[EXTRACTED DATA]:
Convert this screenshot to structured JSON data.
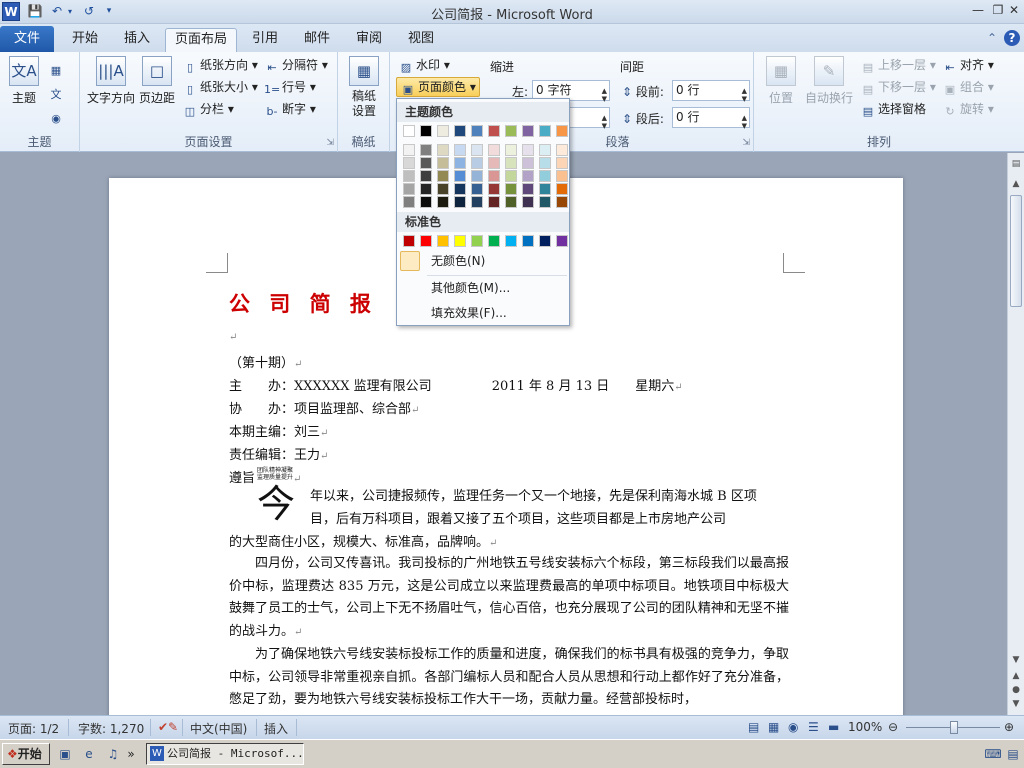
{
  "window": {
    "title": "公司简报 - Microsoft Word",
    "app_icon": "W"
  },
  "tabs": {
    "file": "文件",
    "items": [
      "开始",
      "插入",
      "页面布局",
      "引用",
      "邮件",
      "审阅",
      "视图"
    ],
    "active": "页面布局"
  },
  "ribbon": {
    "theme": {
      "label": "主题",
      "themes_btn": "主题",
      "group_label": "主题"
    },
    "page_setup": {
      "group_label": "页面设置",
      "text_direction": "文字方向",
      "margins": "页边距",
      "orientation": "纸张方向",
      "size": "纸张大小",
      "columns": "分栏",
      "breaks": "分隔符",
      "line_numbers": "行号",
      "hyphenation": "断字"
    },
    "draft": {
      "group_label": "稿纸",
      "btn": "稿纸\n设置",
      "line1": "稿纸",
      "line2": "设置"
    },
    "page_background": {
      "watermark": "水印",
      "page_color": "页面颜色"
    },
    "paragraph": {
      "group_label": "段落",
      "indent_label": "缩进",
      "indent_left_label": "左:",
      "indent_left_value": "0 字符",
      "spacing_label": "间距",
      "before_label": "段前:",
      "before_value": "0 行",
      "after_label": "段后:",
      "after_value": "0 行"
    },
    "arrange": {
      "group_label": "排列",
      "position": "位置",
      "wrap": "自动换行",
      "bring_forward": "上移一层",
      "send_backward": "下移一层",
      "selection_pane": "选择窗格",
      "align": "对齐",
      "group": "组合",
      "rotate": "旋转"
    }
  },
  "color_popup": {
    "theme_colors_label": "主题颜色",
    "standard_colors_label": "标准色",
    "no_color": "无颜色(N)",
    "more_colors": "其他颜色(M)...",
    "fill_effects": "填充效果(F)...",
    "theme_colors": [
      [
        "#ffffff",
        "#f2f2f2",
        "#d8d8d8",
        "#bfbfbf",
        "#a5a5a5",
        "#7f7f7f"
      ],
      [
        "#000000",
        "#7f7f7f",
        "#595959",
        "#3f3f3f",
        "#262626",
        "#0c0c0c"
      ],
      [
        "#eeece1",
        "#ddd9c3",
        "#c4bd97",
        "#938953",
        "#494429",
        "#1d1b10"
      ],
      [
        "#1f497d",
        "#c6d9f0",
        "#8db3e2",
        "#548dd4",
        "#17365d",
        "#0f243e"
      ],
      [
        "#4f81bd",
        "#dbe5f1",
        "#b8cce4",
        "#95b3d7",
        "#366092",
        "#244061"
      ],
      [
        "#c0504d",
        "#f2dcdb",
        "#e5b9b7",
        "#d99694",
        "#953734",
        "#632423"
      ],
      [
        "#9bbb59",
        "#ebf1dd",
        "#d7e3bc",
        "#c3d69b",
        "#76923c",
        "#4f6128"
      ],
      [
        "#8064a2",
        "#e5e0ec",
        "#ccc1d9",
        "#b2a2c7",
        "#5f497a",
        "#3f3151"
      ],
      [
        "#4bacc6",
        "#dbeef3",
        "#b7dde8",
        "#92cddc",
        "#31859b",
        "#205867"
      ],
      [
        "#f79646",
        "#fdeada",
        "#fbd5b5",
        "#fac08f",
        "#e36c09",
        "#974806"
      ]
    ],
    "standard_colors": [
      "#c00000",
      "#ff0000",
      "#ffc000",
      "#ffff00",
      "#92d050",
      "#00b050",
      "#00b0f0",
      "#0070c0",
      "#002060",
      "#7030a0"
    ]
  },
  "document": {
    "title": "公 司 简 报",
    "title_color": "#cc0000",
    "issue": "（第十期）",
    "host_label": "主　　办：",
    "host": "XXXXXX 监理有限公司",
    "date": "2011 年 8 月 13 日",
    "weekday": "星期六",
    "cohost_label": "协　　办：",
    "cohost": "项目监理部、综合部",
    "editor_in_chief": "本期主编：刘三",
    "editor": "责任编辑：王力",
    "tenet_label": "遵旨",
    "tenet_line1": "团队精神凝聚",
    "tenet_line2": "监理质量提升",
    "dropcap": "今",
    "para1_first": "年以来，公司捷报频传，监理任务一个又一个地接，先是保利南海水城 B 区项目，后有万科项目，跟着又接了五个项目，这些项目都是上市房地产公司的大型商住小区，规模大、标准高，品牌响。",
    "para1_line1": "年以来，公司捷报频传，监理任务一个又一个地接，先是保利南海水城 B 区项",
    "para1_line2": "目，后有万科项目，跟着又接了五个项目，这些项目都是上市房地产公司",
    "para1_line3": "的大型商住小区，规模大、标准高，品牌响。",
    "para2": "四月份，公司又传喜讯。我司投标的广州地铁五号线安装标六个标段，第三标段我们以最高报价中标，监理费达 835 万元，这是公司成立以来监理费最高的单项中标项目。地铁项目中标极大鼓舞了员工的士气，公司上下无不扬眉吐气，信心百倍，也充分展现了公司的团队精神和无坚不摧的战斗力。",
    "para3": "为了确保地铁六号线安装标投标工作的质量和进度，确保我们的标书具有极强的竞争力，争取中标，公司领导非常重视亲自抓。各部门编标人员和配合人员从思想和行动上都作好了充分准备，憋足了劲，要为地铁六号线安装标投标工作大干一场，贡献力量。经营部投标时，"
  },
  "status": {
    "page": "页面: 1/2",
    "words": "字数: 1,270",
    "language": "中文(中国)",
    "insert_mode": "插入",
    "zoom": "100%"
  },
  "taskbar": {
    "start": "开始",
    "task_word": "公司简报 - Microsof..."
  }
}
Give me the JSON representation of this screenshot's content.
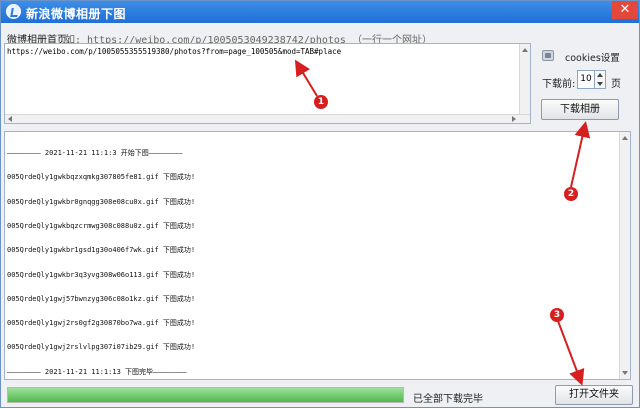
{
  "window": {
    "title": "新浪微博相册下图",
    "close_glyph": "✕"
  },
  "url_section": {
    "label": "微博相册首页:",
    "hint": "如: https://weibo.com/p/1005053049238742/photos （一行一个网址）",
    "value": "https://weibo.com/p/1005055355519380/photos?from=page_100505&mod=TAB#place"
  },
  "settings": {
    "cookie_label": "cookies设置",
    "pages_label": "下载前:",
    "pages_value": "10",
    "pages_unit": "页",
    "download_button": "下载相册"
  },
  "log": {
    "lines": [
      "———————— 2021-11-21 11:1:3 开始下图————————",
      "005QrdeQly1gwkbqzxqmkg307805fe81.gif 下图成功!",
      "005QrdeQly1gwkbr0gnqgg308e08cu0x.gif 下图成功!",
      "005QrdeQly1gwkbqzcrmwg308c088u0z.gif 下图成功!",
      "005QrdeQly1gwkbr1gsd1g30o406f7wk.gif 下图成功!",
      "005QrdeQly1gwkbr3q3yvg308w06o113.gif 下图成功!",
      "005QrdeQly1gwj57bwnzyg306c08o1kz.gif 下图成功!",
      "005QrdeQly1gwj2rs0gf2g30870bo7wa.gif 下图成功!",
      "005QrdeQly1gwj2rslvlpg307i07ib29.gif 下图成功!",
      "———————— 2021-11-21 11:1:13 下图完毕————————"
    ]
  },
  "status": {
    "progress": 1.0,
    "text": "已全部下载完毕",
    "open_folder_button": "打开文件夹"
  },
  "annotations": {
    "marker_1": "1",
    "marker_2": "2",
    "marker_3": "3",
    "color": "#d61f1f"
  }
}
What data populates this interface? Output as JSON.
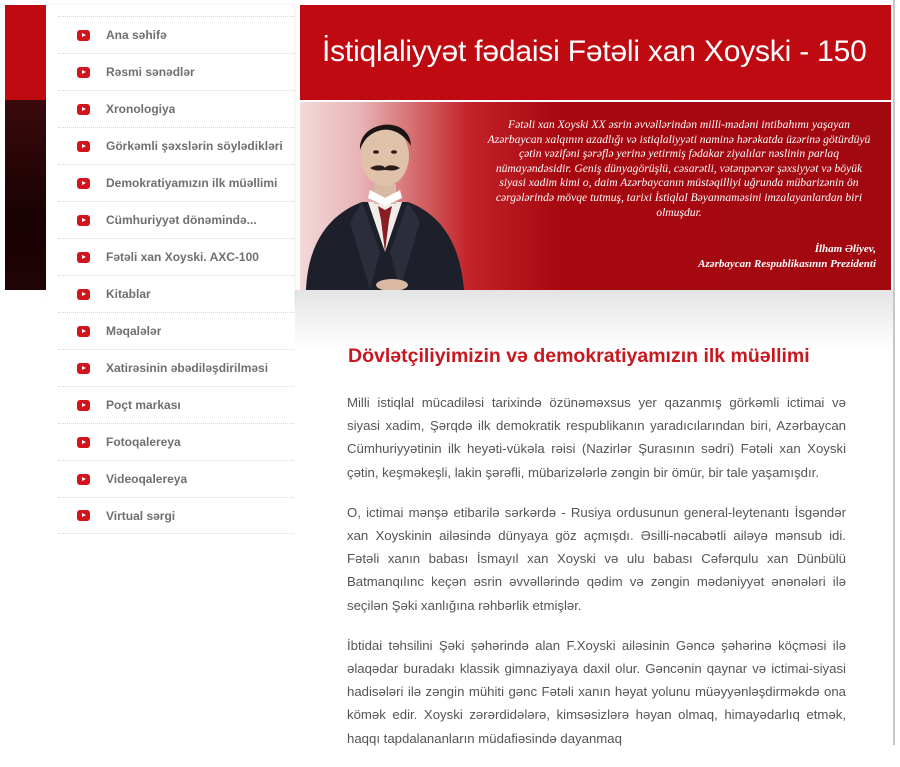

[TASK BRIEF]: Reproduce every record above exactly, omitting the pictures.

[ANSWER BELOW]:
Convert this screenshot to structured JSON data.
{
  "window": {
    "title": "公司简报 - Microsoft Word",
    "app_icon": "W"
  },
  "tabs": {
    "file": "文件",
    "items": [
      "开始",
      "插入",
      "页面布局",
      "引用",
      "邮件",
      "审阅",
      "视图"
    ],
    "active": "页面布局"
  },
  "ribbon": {
    "theme": {
      "label": "主题",
      "themes_btn": "主题",
      "group_label": "主题"
    },
    "page_setup": {
      "group_label": "页面设置",
      "text_direction": "文字方向",
      "margins": "页边距",
      "orientation": "纸张方向",
      "size": "纸张大小",
      "columns": "分栏",
      "breaks": "分隔符",
      "line_numbers": "行号",
      "hyphenation": "断字"
    },
    "draft": {
      "group_label": "稿纸",
      "btn": "稿纸\n设置",
      "line1": "稿纸",
      "line2": "设置"
    },
    "page_background": {
      "watermark": "水印",
      "page_color": "页面颜色"
    },
    "paragraph": {
      "group_label": "段落",
      "indent_label": "缩进",
      "indent_left_label": "左:",
      "indent_left_value": "0 字符",
      "spacing_label": "间距",
      "before_label": "段前:",
      "before_value": "0 行",
      "after_label": "段后:",
      "after_value": "0 行"
    },
    "arrange": {
      "group_label": "排列",
      "position": "位置",
      "wrap": "自动换行",
      "bring_forward": "上移一层",
      "send_backward": "下移一层",
      "selection_pane": "选择窗格",
      "align": "对齐",
      "group": "组合",
      "rotate": "旋转"
    }
  },
  "color_popup": {
    "theme_colors_label": "主题颜色",
    "standard_colors_label": "标准色",
    "no_color": "无颜色(N)",
    "more_colors": "其他颜色(M)...",
    "fill_effects": "填充效果(F)...",
    "theme_colors": [
      [
        "#ffffff",
        "#f2f2f2",
        "#d8d8d8",
        "#bfbfbf",
        "#a5a5a5",
        "#7f7f7f"
      ],
      [
        "#000000",
        "#7f7f7f",
        "#595959",
        "#3f3f3f",
        "#262626",
        "#0c0c0c"
      ],
      [
        "#eeece1",
        "#ddd9c3",
        "#c4bd97",
        "#938953",
        "#494429",
        "#1d1b10"
      ],
      [
        "#1f497d",
        "#c6d9f0",
        "#8db3e2",
        "#548dd4",
        "#17365d",
        "#0f243e"
      ],
      [
        "#4f81bd",
        "#dbe5f1",
        "#b8cce4",
        "#95b3d7",
        "#366092",
        "#244061"
      ],
      [
        "#c0504d",
        "#f2dcdb",
        "#e5b9b7",
        "#d99694",
        "#953734",
        "#632423"
      ],
      [
        "#9bbb59",
        "#ebf1dd",
        "#d7e3bc",
        "#c3d69b",
        "#76923c",
        "#4f6128"
      ],
      [
        "#8064a2",
        "#e5e0ec",
        "#ccc1d9",
        "#b2a2c7",
        "#5f497a",
        "#3f3151"
      ],
      [
        "#4bacc6",
        "#dbeef3",
        "#b7dde8",
        "#92cddc",
        "#31859b",
        "#205867"
      ],
      [
        "#f79646",
        "#fdeada",
        "#fbd5b5",
        "#fac08f",
        "#e36c09",
        "#974806"
      ]
    ],
    "standard_colors": [
      "#c00000",
      "#ff0000",
      "#ffc000",
      "#ffff00",
      "#92d050",
      "#00b050",
      "#00b0f0",
      "#0070c0",
      "#002060",
      "#7030a0"
    ]
  },
  "document": {
    "title": "公 司 简 报",
    "title_color": "#cc0000",
    "issue": "（第十期）",
    "host_label": "主　　办：",
    "host": "XXXXXX 监理有限公司",
    "date": "2011 年 8 月 13 日",
    "weekday": "星期六",
    "cohost_label": "协　　办：",
    "cohost": "项目监理部、综合部",
    "editor_in_chief": "本期主编：刘三",
    "editor": "责任编辑：王力",
    "tenet_label": "遵旨",
    "tenet_line1": "团队精神凝聚",
    "tenet_line2": "监理质量提升",
    "dropcap": "今",
    "para1_first": "年以来，公司捷报频传，监理任务一个又一个地接，先是保利南海水城 B 区项目，后有万科项目，跟着又接了五个项目，这些项目都是上市房地产公司的大型商住小区，规模大、标准高，品牌响。",
    "para1_line1": "年以来，公司捷报频传，监理任务一个又一个地接，先是保利南海水城 B 区项",
    "para1_line2": "目，后有万科项目，跟着又接了五个项目，这些项目都是上市房地产公司",
    "para1_line3": "的大型商住小区，规模大、标准高，品牌响。",
    "para2": "四月份，公司又传喜讯。我司投标的广州地铁五号线安装标六个标段，第三标段我们以最高报价中标，监理费达 835 万元，这是公司成立以来监理费最高的单项中标项目。地铁项目中标极大鼓舞了员工的士气，公司上下无不扬眉吐气，信心百倍，也充分展现了公司的团队精神和无坚不摧的战斗力。",
    "para3": "为了确保地铁六号线安装标投标工作的质量和进度，确保我们的标书具有极强的竞争力，争取中标，公司领导非常重视亲自抓。各部门编标人员和配合人员从思想和行动上都作好了充分准备，憋足了劲，要为地铁六号线安装标投标工作大干一场，贡献力量。经营部投标时，"
  },
  "status": {
    "page": "页面: 1/2",
    "words": "字数: 1,270",
    "language": "中文(中国)",
    "insert_mode": "插入",
    "zoom": "100%"
  },
  "taskbar": {
    "start": "开始",
    "task_word": "公司简报 - Microsof..."
  }
}
Give me the JSON representation of this screenshot's content.
{
  "window": {
    "title": "新浪微博相册下图",
    "close_glyph": "✕"
  },
  "url_section": {
    "label": "微博相册首页:",
    "hint": "如: https://weibo.com/p/1005053049238742/photos （一行一个网址）",
    "value": "https://weibo.com/p/1005055355519380/photos?from=page_100505&mod=TAB#place"
  },
  "settings": {
    "cookie_label": "cookies设置",
    "pages_label": "下载前:",
    "pages_value": "10",
    "pages_unit": "页",
    "download_button": "下载相册"
  },
  "log": {
    "lines": [
      "———————— 2021-11-21 11:1:3 开始下图————————",
      "005QrdeQly1gwkbqzxqmkg307805fe81.gif 下图成功!",
      "005QrdeQly1gwkbr0gnqgg308e08cu0x.gif 下图成功!",
      "005QrdeQly1gwkbqzcrmwg308c088u0z.gif 下图成功!",
      "005QrdeQly1gwkbr1gsd1g30o406f7wk.gif 下图成功!",
      "005QrdeQly1gwkbr3q3yvg308w06o113.gif 下图成功!",
      "005QrdeQly1gwj57bwnzyg306c08o1kz.gif 下图成功!",
      "005QrdeQly1gwj2rs0gf2g30870bo7wa.gif 下图成功!",
      "005QrdeQly1gwj2rslvlpg307i07ib29.gif 下图成功!",
      "———————— 2021-11-21 11:1:13 下图完毕————————"
    ]
  },
  "status": {
    "progress": 1.0,
    "text": "已全部下载完毕",
    "open_folder_button": "打开文件夹"
  },
  "annotations": {
    "marker_1": "1",
    "marker_2": "2",
    "marker_3": "3",
    "color": "#d61f1f"
  }
}
What data populates this interface? Output as JSON.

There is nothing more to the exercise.